**What the task asks:** Report, as a bare number, how many lines of the material below contain the word "date".

**Data listing:**
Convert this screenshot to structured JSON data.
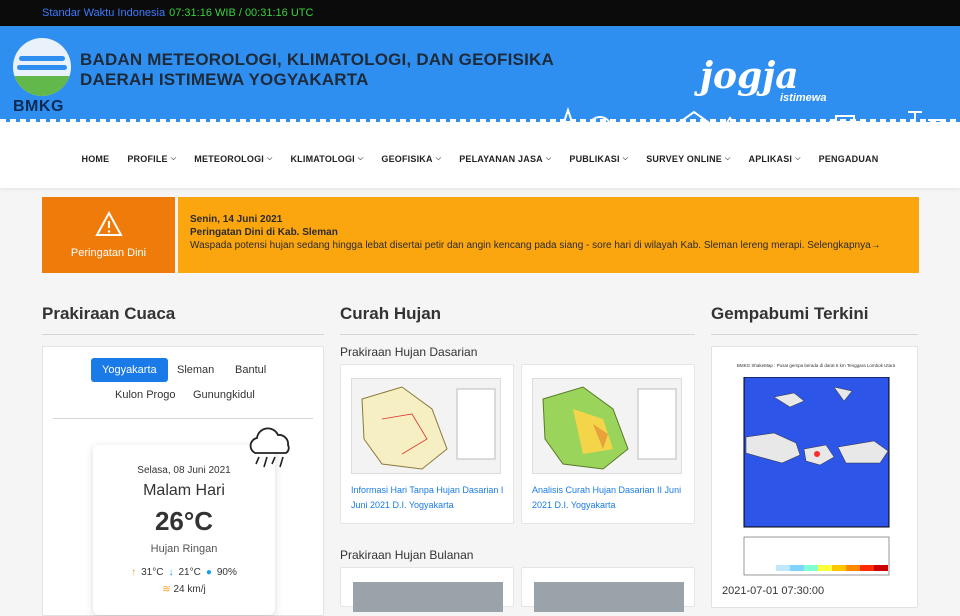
{
  "topbar": {
    "label": "Standar Waktu Indonesia",
    "clock": "07:31:16 WIB / 00:31:16 UTC"
  },
  "header": {
    "logo_text": "BMKG",
    "org_line1": "BADAN METEOROLOGI, KLIMATOLOGI, DAN GEOFISIKA",
    "org_line2": "DAERAH ISTIMEWA YOGYAKARTA",
    "jogja": "jogja",
    "jogja_sub": "istimewa"
  },
  "nav": [
    {
      "label": "HOME",
      "dropdown": false
    },
    {
      "label": "PROFILE",
      "dropdown": true
    },
    {
      "label": "METEOROLOGI",
      "dropdown": true
    },
    {
      "label": "KLIMATOLOGI",
      "dropdown": true
    },
    {
      "label": "GEOFISIKA",
      "dropdown": true
    },
    {
      "label": "PELAYANAN JASA",
      "dropdown": true
    },
    {
      "label": "PUBLIKASI",
      "dropdown": true
    },
    {
      "label": "SURVEY ONLINE",
      "dropdown": true
    },
    {
      "label": "APLIKASI",
      "dropdown": true
    },
    {
      "label": "PENGADUAN",
      "dropdown": false
    }
  ],
  "alert": {
    "badge_label": "Peringatan Dini",
    "date": "Senin, 14 Juni 2021",
    "title": "Peringatan Dini di Kab. Sleman",
    "text": "Waspada potensi hujan sedang hingga lebat disertai petir dan angin kencang pada siang - sore hari di wilayah Kab. Sleman lereng merapi. Selengkapnya→"
  },
  "forecast": {
    "title": "Prakiraan Cuaca",
    "tabs": [
      "Yogyakarta",
      "Sleman",
      "Bantul",
      "Kulon Progo",
      "Gunungkidul"
    ],
    "active_tab": "Yogyakarta",
    "date": "Selasa, 08 Juni 2021",
    "period": "Malam Hari",
    "temperature": "26°C",
    "condition": "Hujan Ringan",
    "max_temp": "31°C",
    "min_temp": "21°C",
    "humidity": "90%",
    "wind": "24 km/j"
  },
  "rainfall": {
    "title": "Curah Hujan",
    "daily_heading": "Prakiraan Hujan Dasarian",
    "daily_items": [
      {
        "caption": "Informasi Hari Tanpa Hujan Dasarian I Juni 2021 D.I. Yogyakarta"
      },
      {
        "caption": "Analisis Curah Hujan Dasarian II Juni 2021 D.I. Yogyakarta"
      }
    ],
    "monthly_heading": "Prakiraan Hujan Bulanan"
  },
  "earthquake": {
    "title": "Gempabumi Terkini",
    "map_title": "BMKG ShakeMap : Pusat gempa berada di darat 6 km Tenggara Lombok Utara",
    "timestamp": "2021-07-01 07:30:00"
  },
  "colors": {
    "primary_blue": "#2e8ff0",
    "alert_orange": "#ef7b0b",
    "alert_yellow": "#fba60f",
    "tab_active": "#1a7be8"
  }
}
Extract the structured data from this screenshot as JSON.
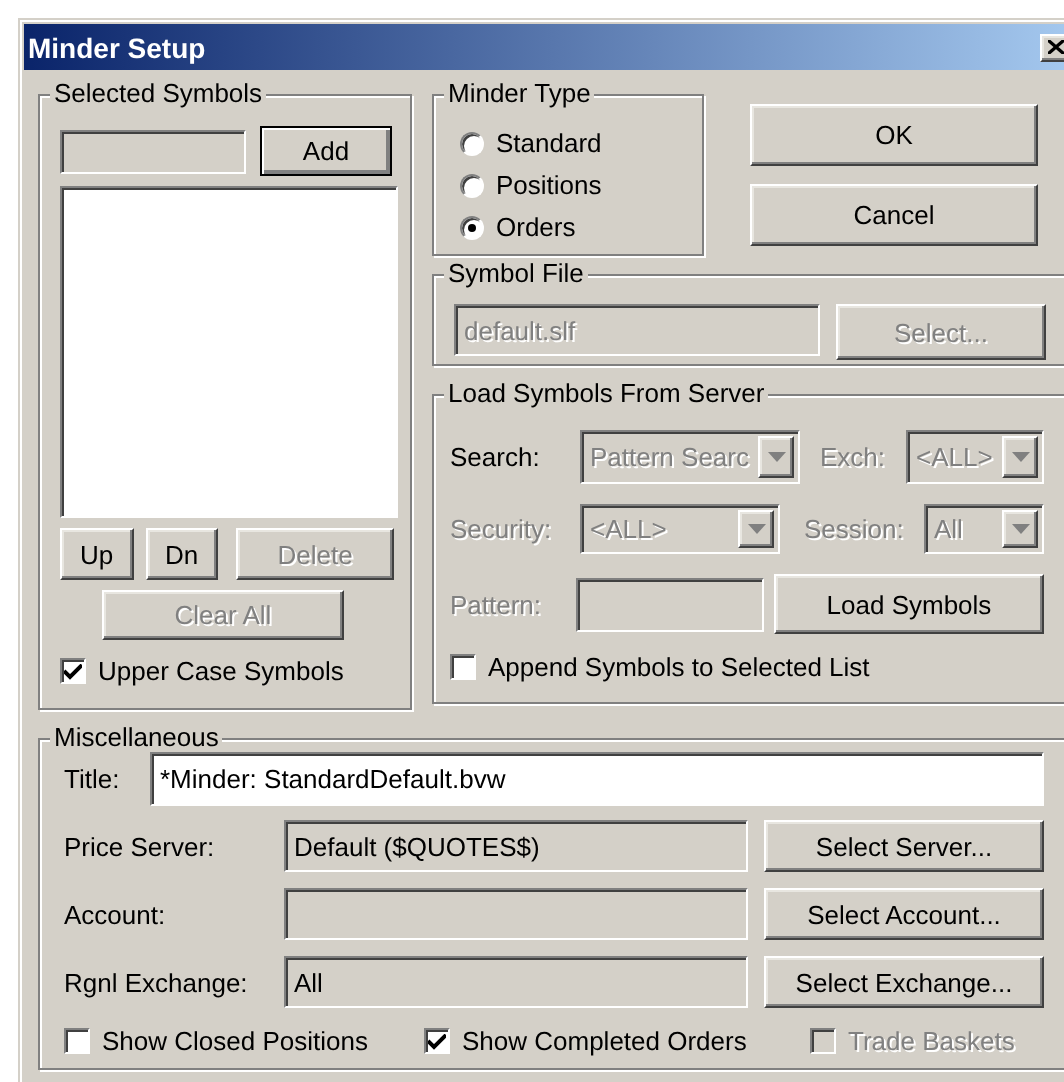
{
  "window": {
    "title": "Minder Setup"
  },
  "selected_symbols": {
    "title": "Selected Symbols",
    "add_button": {
      "label": "Add",
      "disabled": false
    },
    "move_buttons": [
      {
        "label": "Up",
        "disabled": false
      },
      {
        "label": "Dn",
        "disabled": false
      },
      {
        "label": "Delete",
        "disabled": true
      }
    ],
    "clear_all": {
      "label": "Clear All",
      "disabled": true
    },
    "upper_case": {
      "label": "Upper Case Symbols",
      "checked": true
    }
  },
  "minder_type": {
    "title": "Minder Type",
    "options": [
      {
        "label": "Standard",
        "selected": false
      },
      {
        "label": "Positions",
        "selected": false
      },
      {
        "label": "Orders",
        "selected": true
      }
    ]
  },
  "dialog_buttons": [
    {
      "label": "OK"
    },
    {
      "label": "Cancel"
    }
  ],
  "symbol_file": {
    "title": "Symbol File",
    "field": {
      "value": "default.slf",
      "disabled": true
    },
    "button": {
      "label": "Select...",
      "disabled": true
    }
  },
  "load_symbols": {
    "title": "Load Symbols From Server",
    "search": {
      "label": "Search:",
      "label_disabled": false,
      "value": "Pattern Searc",
      "disabled": true
    },
    "exch": {
      "label": "Exch:",
      "label_disabled": true,
      "value": "<ALL>",
      "disabled": true
    },
    "security": {
      "label": "Security:",
      "label_disabled": true,
      "value": "<ALL>",
      "disabled": true
    },
    "session": {
      "label": "Session:",
      "label_disabled": true,
      "value": "All",
      "disabled": true
    },
    "pattern": {
      "label": "Pattern:",
      "label_disabled": true,
      "disabled": true
    },
    "button": {
      "label": "Load Symbols",
      "disabled": false
    },
    "append": {
      "label": "Append Symbols to Selected List",
      "checked": false
    }
  },
  "miscellaneous": {
    "title": "Miscellaneous",
    "title_field": {
      "label": "Title:",
      "value": "*Minder: StandardDefault.bvw"
    },
    "rows": [
      {
        "label": "Price Server:",
        "value": "Default ($QUOTES$)",
        "button": "Select Server..."
      },
      {
        "label": "Account:",
        "button": "Select Account..."
      },
      {
        "label": "Rgnl Exchange:",
        "value": "All",
        "button": "Select Exchange..."
      }
    ],
    "checks": [
      {
        "label": "Show Closed Positions",
        "checked": false,
        "disabled": false
      },
      {
        "label": "Show Completed Orders",
        "checked": true,
        "disabled": false
      },
      {
        "label": "Trade Baskets",
        "checked": false,
        "disabled": true
      }
    ]
  }
}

**Answer to the exercise:** 2